= Objective =
Below are the records; copy each line in them that holds the word "Overall".

··· Dataset ···

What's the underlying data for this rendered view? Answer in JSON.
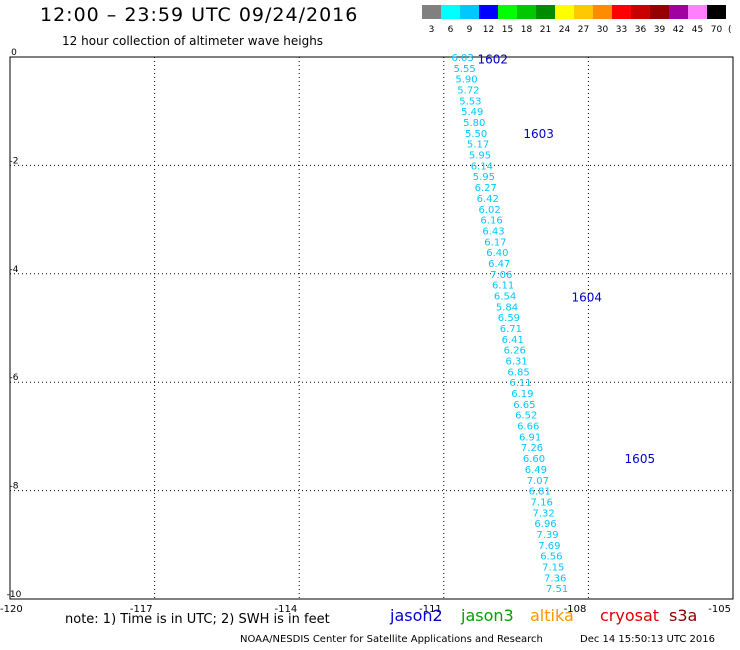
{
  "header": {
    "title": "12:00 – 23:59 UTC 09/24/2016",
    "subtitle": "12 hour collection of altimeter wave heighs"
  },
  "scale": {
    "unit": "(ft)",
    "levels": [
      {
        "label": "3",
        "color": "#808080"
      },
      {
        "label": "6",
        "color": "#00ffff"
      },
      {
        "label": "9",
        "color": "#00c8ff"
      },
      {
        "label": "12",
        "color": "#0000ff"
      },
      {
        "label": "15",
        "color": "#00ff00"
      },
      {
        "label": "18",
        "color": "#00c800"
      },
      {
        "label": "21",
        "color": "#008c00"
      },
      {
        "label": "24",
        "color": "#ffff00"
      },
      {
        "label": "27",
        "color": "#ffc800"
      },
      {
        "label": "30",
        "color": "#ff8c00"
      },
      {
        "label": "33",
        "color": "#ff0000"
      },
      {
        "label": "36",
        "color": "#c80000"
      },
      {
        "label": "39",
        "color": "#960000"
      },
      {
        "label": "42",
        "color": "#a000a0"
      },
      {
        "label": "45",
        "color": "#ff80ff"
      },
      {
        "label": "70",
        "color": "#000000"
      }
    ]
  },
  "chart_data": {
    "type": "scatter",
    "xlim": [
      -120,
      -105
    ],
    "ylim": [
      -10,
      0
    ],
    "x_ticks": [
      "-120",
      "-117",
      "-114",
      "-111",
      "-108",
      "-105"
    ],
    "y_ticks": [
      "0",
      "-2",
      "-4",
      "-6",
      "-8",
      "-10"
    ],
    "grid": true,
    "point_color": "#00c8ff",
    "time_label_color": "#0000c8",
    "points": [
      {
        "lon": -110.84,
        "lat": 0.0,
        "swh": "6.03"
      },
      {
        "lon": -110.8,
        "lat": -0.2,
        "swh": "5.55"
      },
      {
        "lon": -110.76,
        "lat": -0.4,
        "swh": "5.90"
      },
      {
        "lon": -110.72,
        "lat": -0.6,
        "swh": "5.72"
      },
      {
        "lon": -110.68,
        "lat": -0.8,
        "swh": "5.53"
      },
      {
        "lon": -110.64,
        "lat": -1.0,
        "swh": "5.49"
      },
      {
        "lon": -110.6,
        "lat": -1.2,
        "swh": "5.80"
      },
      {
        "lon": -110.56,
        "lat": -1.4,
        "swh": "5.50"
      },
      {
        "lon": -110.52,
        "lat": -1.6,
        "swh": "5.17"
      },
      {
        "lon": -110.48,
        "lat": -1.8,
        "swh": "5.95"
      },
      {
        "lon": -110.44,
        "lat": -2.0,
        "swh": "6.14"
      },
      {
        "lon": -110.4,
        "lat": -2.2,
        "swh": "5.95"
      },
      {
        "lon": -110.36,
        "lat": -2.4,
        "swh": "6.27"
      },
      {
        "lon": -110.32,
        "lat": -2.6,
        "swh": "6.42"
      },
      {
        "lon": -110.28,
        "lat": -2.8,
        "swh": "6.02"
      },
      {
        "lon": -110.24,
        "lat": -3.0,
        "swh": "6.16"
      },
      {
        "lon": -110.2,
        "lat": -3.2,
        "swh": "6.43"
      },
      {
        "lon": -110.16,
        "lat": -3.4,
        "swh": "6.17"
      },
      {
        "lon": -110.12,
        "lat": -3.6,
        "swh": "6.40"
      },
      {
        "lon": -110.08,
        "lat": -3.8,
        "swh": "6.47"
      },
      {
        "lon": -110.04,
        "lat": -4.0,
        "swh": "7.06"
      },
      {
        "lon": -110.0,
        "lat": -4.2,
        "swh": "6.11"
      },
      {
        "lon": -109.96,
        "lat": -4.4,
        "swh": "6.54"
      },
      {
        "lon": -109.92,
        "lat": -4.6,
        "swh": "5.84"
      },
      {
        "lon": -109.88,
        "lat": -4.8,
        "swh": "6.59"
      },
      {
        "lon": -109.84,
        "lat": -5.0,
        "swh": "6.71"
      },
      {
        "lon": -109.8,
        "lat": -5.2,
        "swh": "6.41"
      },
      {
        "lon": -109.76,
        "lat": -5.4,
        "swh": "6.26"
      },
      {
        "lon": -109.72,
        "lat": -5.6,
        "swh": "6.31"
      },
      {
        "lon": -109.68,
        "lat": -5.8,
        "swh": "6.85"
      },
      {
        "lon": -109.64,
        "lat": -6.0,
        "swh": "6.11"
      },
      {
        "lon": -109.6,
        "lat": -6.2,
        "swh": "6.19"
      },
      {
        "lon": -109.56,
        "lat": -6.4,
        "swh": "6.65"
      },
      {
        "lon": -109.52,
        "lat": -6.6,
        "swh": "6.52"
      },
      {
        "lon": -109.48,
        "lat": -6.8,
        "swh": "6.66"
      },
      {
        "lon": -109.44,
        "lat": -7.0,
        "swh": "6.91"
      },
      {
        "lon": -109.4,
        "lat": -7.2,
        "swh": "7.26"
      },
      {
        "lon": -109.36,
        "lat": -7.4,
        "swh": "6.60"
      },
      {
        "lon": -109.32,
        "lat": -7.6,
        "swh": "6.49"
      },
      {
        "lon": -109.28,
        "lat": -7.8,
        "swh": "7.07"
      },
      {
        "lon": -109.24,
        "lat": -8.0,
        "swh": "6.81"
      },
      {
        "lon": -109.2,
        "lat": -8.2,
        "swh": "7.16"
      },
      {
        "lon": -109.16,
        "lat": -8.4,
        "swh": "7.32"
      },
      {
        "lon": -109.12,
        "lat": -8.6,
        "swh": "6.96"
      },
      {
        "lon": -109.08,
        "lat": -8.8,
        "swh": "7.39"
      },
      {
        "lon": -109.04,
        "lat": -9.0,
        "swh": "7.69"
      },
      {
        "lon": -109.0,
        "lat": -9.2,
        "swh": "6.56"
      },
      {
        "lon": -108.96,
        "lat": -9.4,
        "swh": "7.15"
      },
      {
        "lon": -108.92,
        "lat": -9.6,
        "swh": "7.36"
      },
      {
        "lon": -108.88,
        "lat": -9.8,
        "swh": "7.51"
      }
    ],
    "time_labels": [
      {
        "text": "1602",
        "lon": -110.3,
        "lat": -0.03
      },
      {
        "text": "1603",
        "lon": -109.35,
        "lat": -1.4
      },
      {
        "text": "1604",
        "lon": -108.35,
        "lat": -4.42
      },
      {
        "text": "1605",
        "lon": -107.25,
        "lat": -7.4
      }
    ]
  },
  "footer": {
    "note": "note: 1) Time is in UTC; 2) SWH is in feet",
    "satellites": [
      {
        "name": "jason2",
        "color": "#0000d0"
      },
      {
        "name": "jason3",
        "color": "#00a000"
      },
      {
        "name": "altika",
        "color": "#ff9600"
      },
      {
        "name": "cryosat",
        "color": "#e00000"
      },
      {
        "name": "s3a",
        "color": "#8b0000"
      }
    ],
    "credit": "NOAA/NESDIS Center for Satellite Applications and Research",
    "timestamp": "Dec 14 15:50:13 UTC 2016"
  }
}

···
··· Dataset ···

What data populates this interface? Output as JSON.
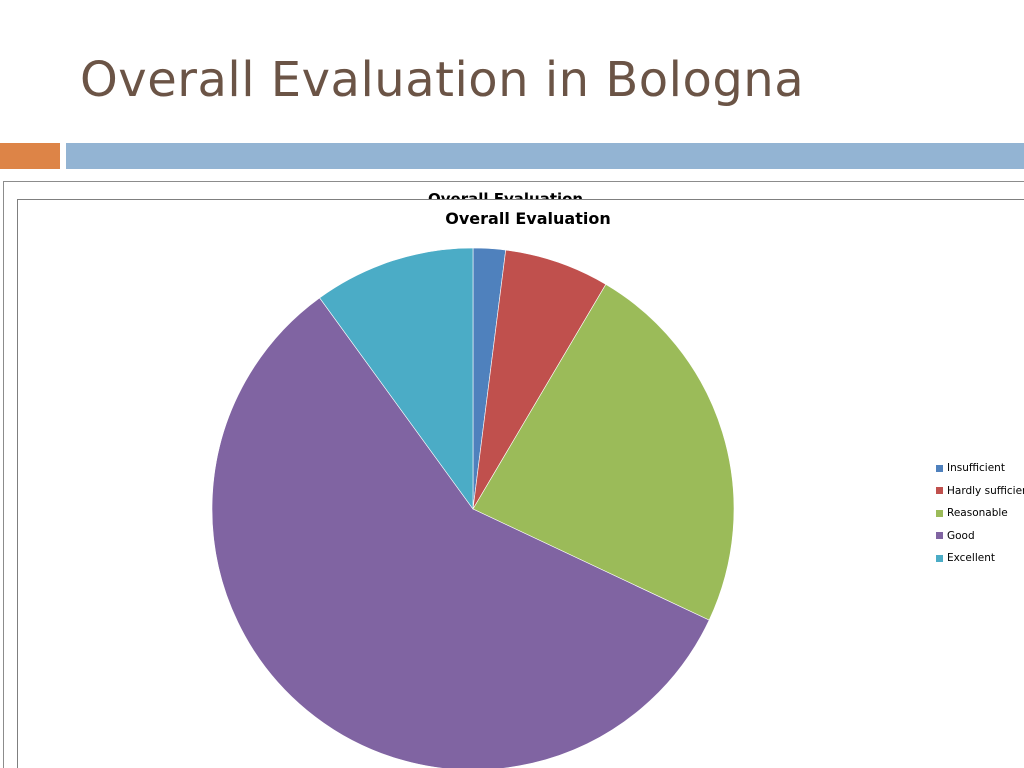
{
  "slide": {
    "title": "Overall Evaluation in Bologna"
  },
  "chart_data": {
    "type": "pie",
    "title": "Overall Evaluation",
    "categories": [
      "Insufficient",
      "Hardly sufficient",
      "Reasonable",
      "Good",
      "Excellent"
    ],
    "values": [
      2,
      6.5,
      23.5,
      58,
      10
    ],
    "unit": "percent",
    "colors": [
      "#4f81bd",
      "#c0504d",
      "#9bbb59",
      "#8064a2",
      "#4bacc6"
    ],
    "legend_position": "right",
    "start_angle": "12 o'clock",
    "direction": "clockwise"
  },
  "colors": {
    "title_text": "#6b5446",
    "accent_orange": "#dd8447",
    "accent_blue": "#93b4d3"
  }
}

···

= Response to this task =
    "title": "Overall Evaluation in Bologna"
    "title": "Overall Evaluation",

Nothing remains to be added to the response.